● Brontekst:
★ ★ ★

ECLI:NL:GHAMS:2024:2190

Gerechtshof Amsterdam

Datum uitspraak
28 mei 2024
Publicatiedatum
6 augustus 2024
Zaaknummer
200.324.435/01
Instantie
Gerechtshof Amsterdam
Type
Uitspraak
Rechtsgebied
Civiel recht
Procedures
  • Hoger beroep
Vindplaatsen
  • Rechtspraak.nl
AI samenvatting door LexboostAutomatisch gegenereerd

Huur bedrijfsruimte en geldlening in kort geding met beroep op gebrek en coronakorting

In deze zaak gaat het om een hoger beroep van [appellant] tegen een vonnis van de kantonrechter in Amsterdam, waarin vorderingen van de verhuurder Continental Horex B.V. en de geldverstrekker Zosta Beheer B.V. zijn toegewezen. De zaak betreft een huurovereenkomst voor bedrijfsruimte en een geldleningsovereenkomst tussen [appellant] en Zosta. De kantonrechter heeft geoordeeld dat [appellant] de huurachterstand en buitengerechtelijke kosten aan Continental moet betalen, omdat er geen recht op coronakorting is aangetoond. Ook de vordering van Zosta tot terugbetaling van de geldlening is toegewezen, omdat het bestaan van de vordering voldoende aannemelijk was. In hoger beroep heeft [appellant] grieven ingediend tegen deze beslissingen, maar het hof oordeelt dat de grieven falen. Het hof bevestigt dat [appellant] onvoldoende onderbouwing heeft gegeven voor zijn stellingen over huurprijsvermindering en coronakorting. De grieven met betrekking tot de ontruiming en de geldlening zijn eveneens ongegrond. Het hof bekrachtigt het vonnis van de kantonrechter en veroordeelt [appellant] in de kosten van het geding in hoger beroep.

Uitspraak

GERECHTSHOF AMSTERDAM

afdeling civiel recht en belastingrecht, team I
zaaknummer : 200.324.435/01
zaak-/rolnummer rechtbank Amsterdam : 10230352 KK EXPL 22-748
arrest van de meervoudige burgerlijke kamer van 28 mei 2024
inzake
[appellant],
wonend te [woonplaats] ,
appellant,
advocaat: mr. I.M.C.A. Reinders Folmer te Amsterdam,
tegen

1.CONTINENTAL HOREX B.V.,

2. ZOSTA BEHEER B.V.,
beide gevestigd te Amsterdam,
geïntimeerden,
advocaat: mr. F.F. Boers te Amsterdam.

★ ★ ★

● Opgave A:
Beantwoord aan de hand van de brontekst de volgende vragen:
(i) Op welke datum is de uitspraak gepubliceerd?
(ii) Welk zaak-/rolnummer had de zaak bij de rechtbank Amsterdam?
(iii) Welke advocaat trad op voor de geïntimeerden?
● Opgave B: Geef een deel van de records weer als Markdown-tabel met de kolommen Nr. en Regel, en laat lege regels weg. Begin bij de regel met "leader-line-balanced <box>180 182" en stop na de regel met "slice-label-stocks: Фондове, инвестиращи в акции 38.4%".

● Invoermateriaal:
★ ★ ★

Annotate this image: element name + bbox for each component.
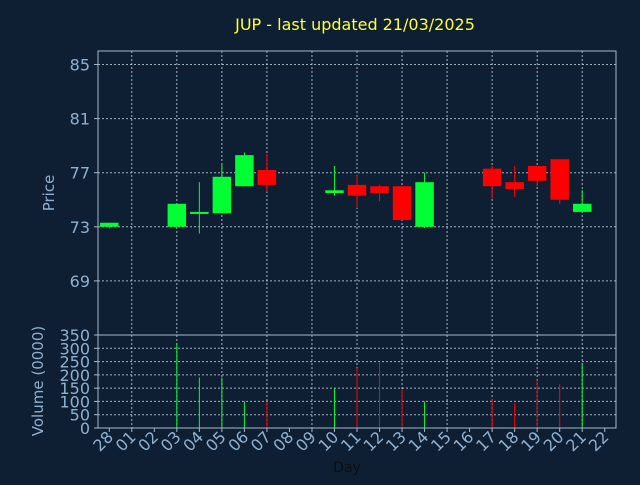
- price-tick-label: 81: [70, 110, 90, 129]
- candle-body: [527, 165, 547, 181]
- volume-tick-label: 250: [59, 353, 90, 372]
- candle-body: [167, 203, 187, 227]
- candle-body: [392, 186, 412, 221]
- price-tick-label: 77: [70, 164, 90, 183]
- volume-bars: [176, 342, 583, 428]
- price-panel: 69 73 77 81 85 Price: [40, 50, 617, 336]
- candle-body: [505, 182, 524, 189]
- candle-body: [325, 190, 344, 193]
- volume-axis-label: Volume (0000): [29, 326, 47, 436]
- price-y-ticks: 69 73 77 81 85: [70, 56, 98, 291]
- candle-body: [235, 155, 254, 187]
- candle-body: [550, 159, 569, 200]
- volume-tick-label: 150: [59, 379, 90, 398]
- volume-tick-label: 50: [70, 406, 90, 425]
- candles: [100, 152, 592, 234]
- volume-tick-label: 300: [59, 339, 90, 358]
- candle-body: [370, 186, 389, 193]
- candle-body: [190, 211, 209, 214]
- x-ticks: 2801020304050607080910111213141516171819…: [89, 427, 612, 455]
- volume-tick-label: 0: [80, 419, 90, 438]
- x-axis-label: Day: [333, 460, 361, 476]
- chart-title: JUP - last updated 21/03/2025: [234, 15, 475, 34]
- candle-body: [572, 203, 592, 212]
- price-tick-label: 69: [70, 272, 90, 291]
- volume-tick-label: 200: [59, 366, 90, 385]
- candle-body: [212, 176, 232, 214]
- price-tick-label: 73: [70, 218, 90, 237]
- volume-tick-label: 350: [59, 326, 90, 345]
- candle-body: [347, 184, 367, 196]
- price-axis-label: Price: [40, 175, 58, 212]
- candle-body: [100, 222, 119, 227]
- candle-body: [257, 170, 277, 185]
- candle-body: [482, 168, 502, 187]
- price-tick-label: 85: [70, 56, 90, 75]
- candle-body: [415, 182, 434, 227]
- volume-tick-label: 100: [59, 392, 90, 411]
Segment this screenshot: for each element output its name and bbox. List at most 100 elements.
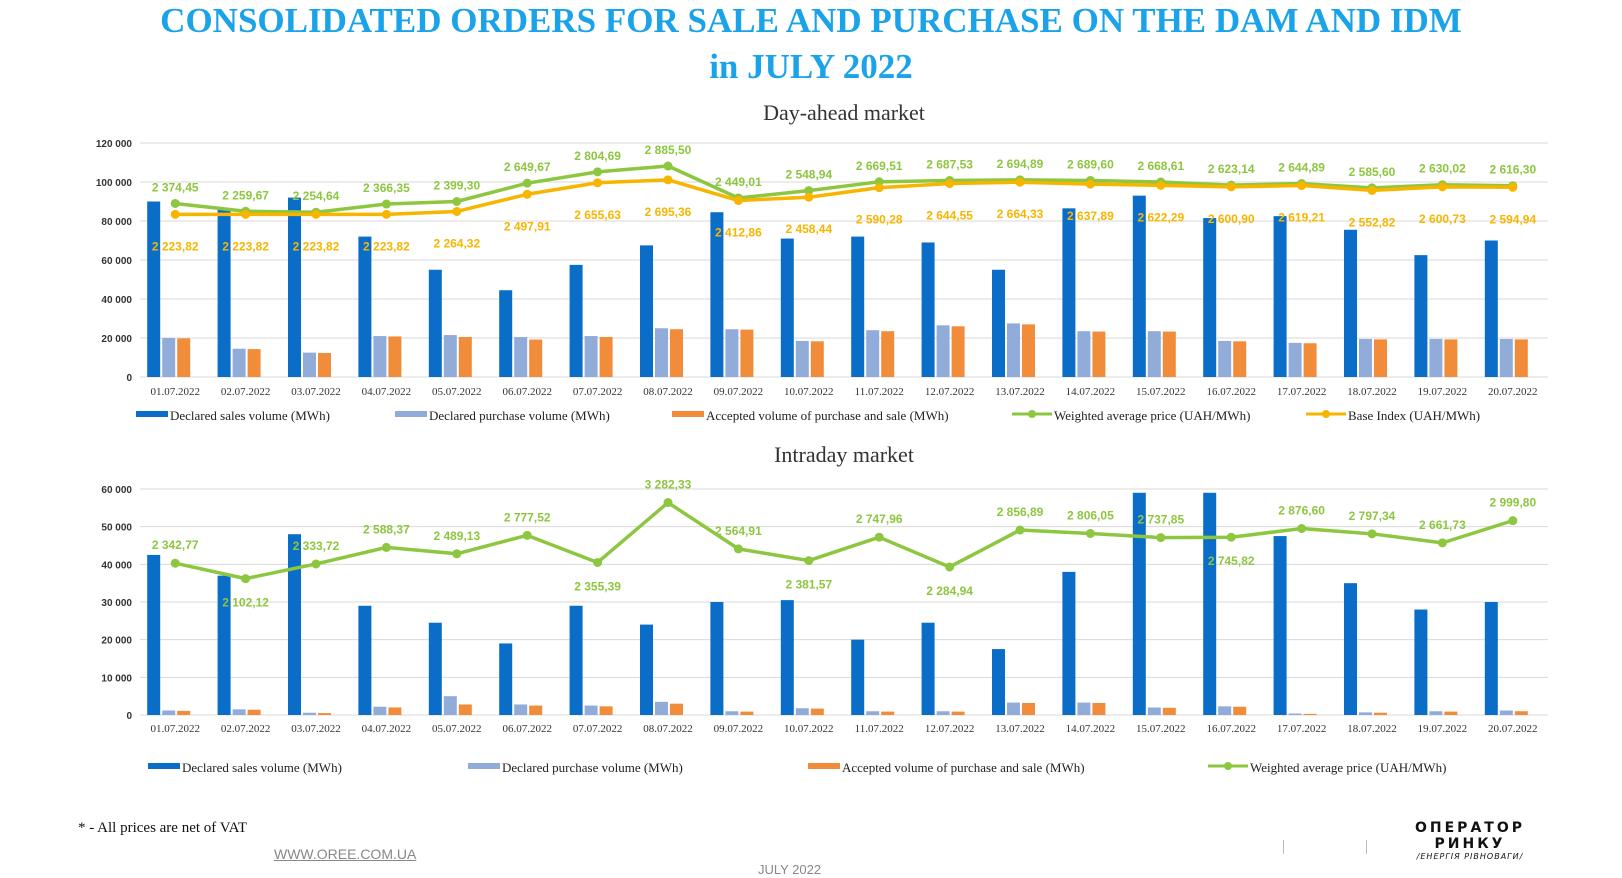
line-marker	[241, 574, 251, 584]
x-tick-label: 19.07.2022	[1418, 723, 1468, 735]
data-label: 2 649,67	[504, 160, 551, 174]
bar	[247, 349, 261, 377]
vat-footnote: * - All prices are net of VAT	[78, 820, 247, 836]
bar	[147, 554, 161, 715]
line-marker	[1367, 185, 1377, 195]
y-tick-label: 60 000	[101, 485, 132, 496]
x-tick-label: 04.07.2022	[362, 386, 412, 398]
data-label: 2 630,02	[1419, 162, 1466, 176]
data-label: 2 600,90	[1208, 212, 1255, 226]
line-marker	[452, 549, 462, 559]
bar	[1007, 702, 1020, 715]
bar	[951, 711, 965, 715]
bar	[1233, 341, 1247, 377]
legend-marker	[1224, 762, 1232, 770]
data-label: 2 856,89	[997, 505, 1044, 519]
line-marker	[945, 562, 955, 572]
line-marker	[1297, 524, 1307, 534]
bar	[288, 534, 301, 715]
chart-title: Intraday market	[774, 442, 914, 467]
bar	[1499, 710, 1513, 715]
x-tick-label: 20.07.2022	[1488, 386, 1538, 398]
data-label: 2 737,85	[1137, 513, 1184, 527]
line-marker	[1508, 182, 1518, 192]
bar	[599, 337, 613, 377]
legend-swatch	[395, 411, 427, 417]
data-label: 2 284,94	[926, 584, 973, 598]
bar	[217, 209, 231, 377]
legend-label: Base Index (UAH/MWh)	[1348, 408, 1480, 423]
data-label: 2 223,82	[152, 239, 199, 253]
bar	[780, 600, 794, 715]
data-label: 2 747,96	[856, 512, 903, 526]
x-tick-label: 10.07.2022	[784, 386, 834, 398]
data-label: 2 655,63	[574, 208, 621, 222]
data-label: 2 623,14	[1208, 162, 1255, 176]
x-tick-label: 08.07.2022	[643, 723, 693, 735]
line-marker	[804, 192, 814, 202]
data-label: 2 644,89	[1278, 161, 1325, 175]
line-marker	[170, 198, 180, 208]
data-label: 2 668,61	[1137, 159, 1184, 173]
line-marker	[1437, 182, 1447, 192]
y-tick-label: 50 000	[101, 523, 132, 534]
bar	[866, 711, 880, 715]
bar	[1484, 602, 1498, 715]
bar	[921, 242, 935, 377]
data-label: 2 381,57	[785, 578, 832, 592]
bar	[599, 706, 613, 715]
bar	[458, 337, 472, 377]
data-label: 2 489,13	[433, 529, 480, 543]
data-label: 2 342,77	[152, 538, 199, 552]
data-label: 2 806,05	[1067, 508, 1114, 522]
report-month: JULY 2022	[758, 862, 822, 877]
data-label: 2 223,82	[363, 239, 410, 253]
line-marker	[1085, 179, 1095, 189]
line-marker	[311, 209, 321, 219]
x-tick-label: 01.07.2022	[150, 723, 200, 735]
data-label: 2 661,73	[1419, 518, 1466, 532]
line-marker	[1085, 528, 1095, 538]
y-tick-label: 20 000	[101, 636, 132, 647]
line-marker	[593, 178, 603, 188]
data-label: 3 282,33	[645, 478, 692, 492]
x-tick-label: 09.07.2022	[714, 386, 764, 398]
bar	[936, 325, 950, 377]
data-label: 2 694,89	[997, 157, 1044, 171]
bar	[373, 336, 387, 377]
data-label: 2 777,52	[504, 510, 551, 524]
website-link[interactable]: WWW.OREE.COM.UA	[274, 846, 417, 862]
y-tick-label: 60 000	[101, 256, 132, 267]
data-label: 2 264,32	[433, 236, 480, 250]
bar	[810, 341, 824, 377]
bar	[584, 705, 598, 715]
x-tick-label: 20.07.2022	[1488, 723, 1538, 735]
line-marker	[733, 196, 743, 206]
bar	[1077, 331, 1091, 377]
data-label: 2 590,28	[856, 213, 903, 227]
line-marker	[1508, 516, 1518, 526]
line-marker	[874, 183, 884, 193]
bar	[303, 352, 316, 377]
bar	[710, 212, 724, 377]
x-tick-label: 09.07.2022	[714, 723, 764, 735]
y-tick-label: 80 000	[101, 217, 132, 228]
x-tick-label: 13.07.2022	[995, 386, 1045, 398]
bar	[866, 330, 880, 377]
line-marker	[170, 209, 180, 219]
bar	[318, 353, 331, 377]
bar	[851, 236, 865, 377]
bar	[162, 710, 176, 715]
logo-text-line1: ОПЕРАТОР	[1415, 820, 1525, 836]
legend-label: Weighted average price (UAH/MWh)	[1250, 760, 1446, 775]
data-label: 2 399,30	[433, 179, 480, 193]
bar	[569, 264, 583, 377]
data-label: 2 999,80	[1489, 496, 1536, 510]
data-label: 2 622,29	[1137, 210, 1184, 224]
data-label: 2 412,86	[715, 226, 762, 240]
legend-label: Declared sales volume (MWh)	[182, 760, 342, 775]
bar	[1273, 216, 1287, 377]
x-tick-label: 10.07.2022	[784, 723, 834, 735]
legend-swatch	[468, 763, 500, 769]
data-label: 2 619,21	[1278, 211, 1325, 225]
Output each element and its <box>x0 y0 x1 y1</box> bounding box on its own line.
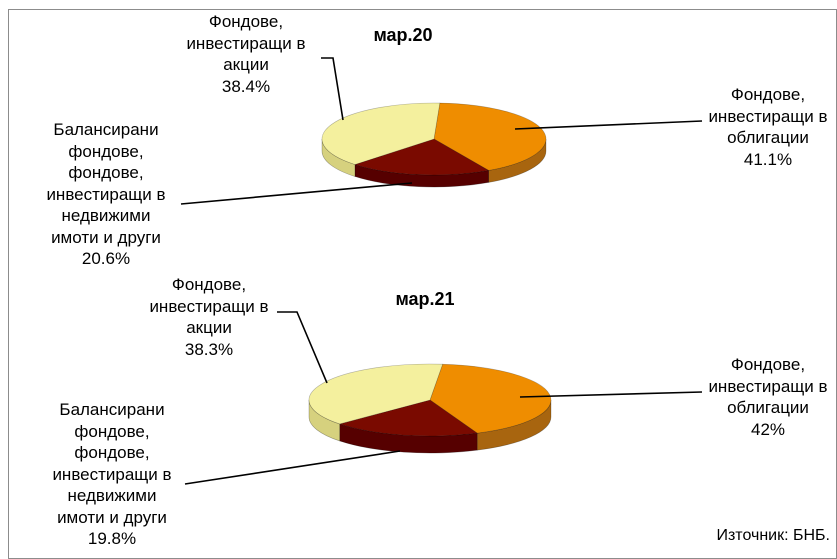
leader-line-balanced <box>180 182 413 205</box>
leader-line-bonds <box>514 120 703 130</box>
category-label: Фондове, инвестиращи в акции <box>149 275 269 337</box>
leader-line-stocks <box>321 57 344 121</box>
leader-line-balanced <box>184 450 401 485</box>
category-label: Балансирани фондове, фондове, инвестиращ… <box>46 120 166 247</box>
value-label: 41.1% <box>743 149 793 169</box>
slice-label-bonds: Фондове, инвестиращи в облигации 41.1% <box>700 84 836 170</box>
category-label: Фондове, инвестиращи в облигации <box>708 355 828 417</box>
slice-label-balanced: Балансирани фондове, фондове, инвестиращ… <box>38 119 174 270</box>
pie-slice-bonds <box>429 363 552 434</box>
pie-chart-3d <box>184 311 703 485</box>
value-label: 38.4% <box>221 76 271 96</box>
value-label: 20.6% <box>81 249 131 268</box>
leader-line-bonds <box>519 391 703 398</box>
category-label: Балансирани фондове, фондове, инвестиращ… <box>52 400 172 527</box>
pie-slice-bonds <box>433 102 547 171</box>
slice-label-bonds: Фондове, инвестиращи в облигации 42% <box>700 354 836 440</box>
chart-title: мар.20 <box>373 25 433 45</box>
chart-title: мар.21 <box>395 289 455 309</box>
value-label: 19.8% <box>87 529 137 548</box>
category-label: Фондове, инвестиращи в акции <box>186 12 306 74</box>
slice-label-stocks: Фондове, инвестиращи в акции 38.3% <box>141 274 277 360</box>
source-note: Източник: БНБ. <box>716 527 830 544</box>
slice-label-stocks: Фондове, инвестиращи в акции 38.4% <box>178 11 314 97</box>
pie-slice-stocks <box>321 102 441 165</box>
pie-chart-3d <box>180 57 703 205</box>
value-label: 42% <box>750 419 786 439</box>
value-label: 38.3% <box>184 339 234 359</box>
pie-slice-stocks <box>308 363 444 425</box>
pie-slice-balanced <box>338 399 478 437</box>
leader-line-stocks <box>277 311 328 384</box>
slice-label-balanced: Балансирани фондове, фондове, инвестиращ… <box>44 399 180 550</box>
pie-slice-balanced <box>353 138 490 176</box>
category-label: Фондове, инвестиращи в облигации <box>708 85 828 147</box>
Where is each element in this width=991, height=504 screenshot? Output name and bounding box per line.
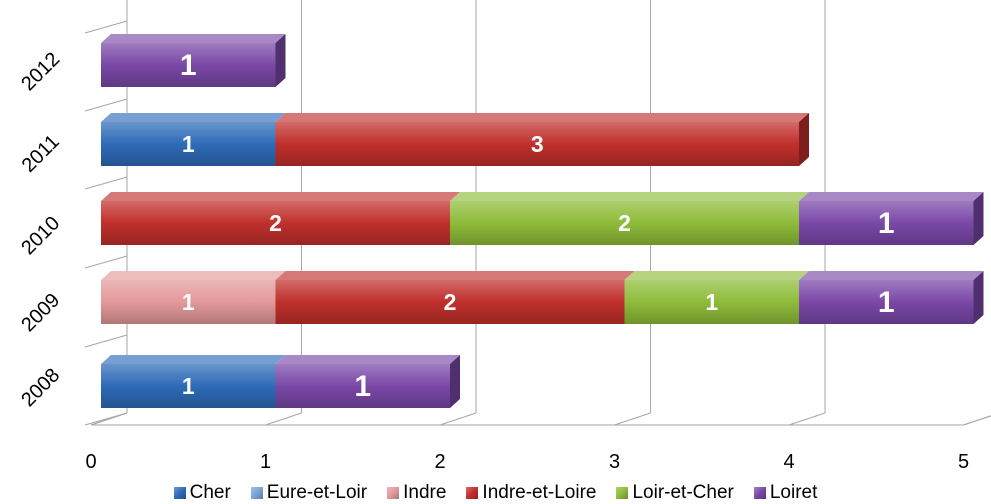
legend-item: Cher (173, 482, 231, 504)
bar-segment-loiret-2010 (799, 201, 974, 245)
data-label: 1 (878, 207, 895, 240)
data-label: 2 (618, 210, 631, 236)
legend-swatch (173, 487, 186, 499)
legend-item: Loiret (753, 482, 818, 504)
bar-segment-indre-et-loire-2011 (275, 122, 799, 166)
category-separator (84, 176, 128, 190)
x-tick-label: 1 (260, 451, 271, 473)
data-label: 1 (182, 289, 195, 315)
legend-swatch (250, 487, 263, 499)
bar-top-face (799, 271, 984, 280)
bar-top-face (101, 113, 286, 122)
bar-top-face (101, 355, 286, 364)
legend-label: Eure-et-Loir (266, 482, 368, 503)
x-tick-label: 4 (783, 451, 794, 473)
bar-top-face (101, 34, 286, 43)
x-tick-label: 0 (85, 451, 96, 473)
bar-segment-indre-2009 (101, 280, 276, 324)
data-label: 3 (531, 131, 544, 157)
gridline-depth (439, 412, 477, 426)
category-separator (84, 20, 128, 34)
x-tick-label: 3 (609, 451, 620, 473)
legend-swatch (753, 487, 766, 499)
y-category-label: 2010 (17, 212, 64, 259)
bar-top-face (101, 192, 460, 201)
legend-item: Loir-et-Cher (616, 482, 734, 504)
bar-side-face (450, 355, 460, 408)
bar-segment-cher-2008 (101, 364, 276, 408)
gridline-depth (788, 412, 826, 426)
legend-item: Eure-et-Loir (250, 482, 368, 504)
y-category-label: 2009 (17, 289, 64, 336)
bar-chart: 1 1 1 2 1 1 2 2 1 1 3 1 0 1 2 3 4 5 2008 2009 2010 2011 2012 (17, 0, 991, 473)
bar-segment-loiret-2009 (799, 280, 974, 324)
gridline-depth (265, 412, 302, 426)
bar-side-face (973, 192, 984, 245)
x-tick-label: 5 (958, 451, 969, 473)
bar-segment-loiret-2012 (101, 43, 276, 87)
bar-segment-cher-2011 (101, 122, 276, 166)
chart-legend: Cher Eure-et-Loir Indre Indre-et-Loire Loir-… (0, 482, 991, 504)
bar-side-face (973, 271, 984, 324)
data-label: 2 (444, 289, 457, 315)
data-label: 1 (180, 49, 197, 82)
bar-top-face (275, 271, 635, 280)
data-label: 1 (878, 286, 895, 319)
gridline-depth (963, 415, 991, 426)
bar-segment-loir-et-cher-2009 (624, 280, 799, 324)
x-axis-tick-labels: 0 1 2 3 4 5 (85, 451, 969, 473)
legend-swatch (387, 487, 400, 499)
y-category-label: 2011 (18, 131, 64, 177)
bar-side-face (275, 34, 286, 87)
data-label: 2 (269, 210, 282, 236)
bar-top-face (450, 192, 809, 201)
legend-label: Indre (403, 482, 447, 503)
data-label: 1 (182, 373, 195, 399)
gridline-depth (90, 412, 128, 426)
bar-top-face (799, 192, 984, 201)
category-separator (84, 98, 128, 112)
data-label: 1 (705, 289, 718, 315)
gridline-depth (614, 412, 651, 426)
bar-top-face (624, 271, 809, 280)
data-label: 1 (182, 131, 195, 157)
y-category-label: 2008 (17, 364, 64, 411)
legend-item: Indre (387, 482, 446, 504)
legend-swatch (466, 487, 479, 499)
bar-segment-indre-et-loire-2010 (101, 201, 450, 245)
x-tick-label: 2 (434, 451, 445, 473)
legend-label: Loir-et-Cher (632, 482, 734, 503)
category-separator (84, 255, 128, 269)
chart-bars: 1 1 1 2 1 1 2 2 1 1 3 1 (101, 34, 984, 408)
bar-side-face (799, 113, 809, 166)
category-separator (84, 334, 128, 348)
data-label: 1 (354, 370, 371, 403)
y-axis-category-labels: 2008 2009 2010 2011 2012 (17, 48, 64, 411)
bar-top-face (275, 113, 809, 122)
bar-segment-indre-et-loire-2009 (275, 280, 625, 324)
legend-label: Loiret (769, 482, 818, 503)
bar-segment-loiret-2008 (275, 364, 450, 408)
bar-segment-loir-et-cher-2010 (450, 201, 799, 245)
y-category-label: 2012 (17, 48, 64, 95)
legend-item: Indre-et-Loire (466, 482, 596, 504)
bar-top-face (275, 355, 460, 364)
legend-label: Indre-et-Loire (482, 482, 597, 503)
legend-swatch (616, 487, 629, 499)
legend-label: Cher (189, 482, 231, 503)
bar-top-face (101, 271, 286, 280)
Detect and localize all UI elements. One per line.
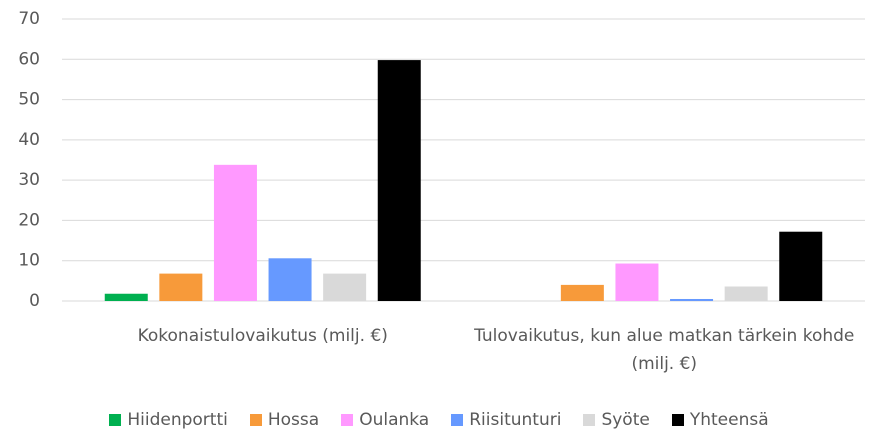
bar: [615, 263, 659, 301]
legend-item: Hiidenportti: [109, 410, 228, 430]
bar: [377, 60, 421, 301]
bar: [724, 286, 768, 301]
legend-label: Riisitunturi: [469, 410, 562, 430]
legend-item: Riisitunturi: [451, 410, 561, 430]
y-tick-label: 70: [18, 9, 40, 29]
y-tick-label: 10: [18, 251, 40, 271]
legend-label: Hossa: [267, 410, 320, 430]
x-tick-label: Tulovaikutus, kun alue matkan tärkein ko…: [474, 326, 855, 374]
bar: [104, 293, 148, 301]
bar: [268, 258, 312, 301]
bar: [670, 298, 714, 301]
bar: [213, 164, 257, 301]
y-tick-label: 60: [18, 49, 40, 69]
legend-label: Yhteensä: [689, 410, 769, 430]
legend-label: Oulanka: [359, 410, 430, 430]
y-tick-label: 30: [18, 170, 40, 190]
y-tick-label: 50: [18, 90, 40, 110]
bar: [779, 231, 823, 301]
legend-item: Oulanka: [341, 410, 429, 430]
y-tick-label: 20: [18, 210, 40, 230]
legend-swatch: [451, 414, 464, 426]
bar: [560, 284, 604, 301]
bar: [159, 273, 203, 301]
y-tick-label: 0: [29, 291, 40, 311]
legend-swatch: [341, 414, 354, 426]
legend-swatch: [583, 414, 596, 426]
y-tick-label: 40: [18, 130, 40, 150]
legend-label: Hiidenportti: [127, 410, 228, 430]
legend-swatch: [249, 414, 262, 426]
legend-item: Yhteensä: [671, 410, 769, 430]
legend-label: Syöte: [601, 410, 650, 430]
legend-swatch: [671, 414, 684, 426]
legend: Hiidenportti Hossa Oulanka Riisitunturi Syöt…: [0, 410, 878, 430]
legend-swatch: [109, 414, 122, 426]
legend-item: Syöte: [583, 410, 650, 430]
bar: [323, 273, 367, 301]
x-tick-label: Kokonaistulovaikutus (milj. €): [137, 326, 388, 346]
legend-item: Hossa: [249, 410, 320, 430]
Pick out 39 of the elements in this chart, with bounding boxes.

★ ★ ★

● Uitwerking A:
(i) 6 augustus 2024
(ii) 10230352 KK EXPL 22-748
(iii) Mr. F.F. Boers te Amsterdam

● Uitwerking B:
| Nr. | Regel |
|---|---|
| 1 | leader-line-balanced <box>180 182 413 205</box> |
| 2 | leader-line-bonds <box>514 120 703 130</box> |
| 3 | category-label: Фондове, инвестиращи в акции <box>149 275 269 337</box> |
| 4 | leader-line-stocks <box>321 57 344 121</box> |
| 5 | leader-line-balanced <box>184 450 401 485</box> |
| 6 | category-label: Балансирани фондове, фондове, инвестиращ… <box>46 120 166 247</box> |
| 7 | value-label: 41.1% <box>743 149 793 169</box> |
| 8 | slice-label-bonds: Фондове, инвестиращи в облигации 41.1% <box>700 84 836 170</box> |
| 9 | category-label: Фондове, инвестиращи в облигации <box>708 355 828 417</box> |
| 10 | slice-label-balanced: Балансирани фондове, фондове, инвестиращ… <box>38 119 174 270</box> |
| 11 | pie-slice-bonds <box>429 363 552 434</box> |
| 12 | pie-chart-3d <box>184 311 703 485</box> |
| 13 | value-label: 38.4% <box>221 76 271 96</box> |
| 14 | value-label: 20.6% <box>81 249 131 268</box> |
| 15 | leader-line-bonds <box>519 391 703 398</box> |
| 16 | category-label: Балансирани фондове, фондове, инвестиращ… <box>52 400 172 527</box> |
| 17 | pie-slice-bonds <box>433 102 547 171</box> |
| 18 | slice-label-bonds: Фондове, инвестиращи в облигации 42% <box>700 354 836 440</box> |
| 19 | chart-title: мар.20 <box>373 25 433 45</box> |
| 20 | chart-title: мар.21 <box>395 289 455 309</box> |
| 21 | value-label: 19.8% <box>87 529 137 548</box> |
| 22 | category-label: Фондове, инвестиращи в акции <box>186 12 306 74</box> |
| 23 | slice-label-stocks: Фондове, инвестиращи в акции 38.3% <box>141 274 277 360</box> |
| 24 | source-note: Източник: БНБ. <box>716 527 830 544</box> |
| 25 | slice-label-stocks: Фондове, инвестиращи в акции 38.4% <box>178 11 314 97</box> |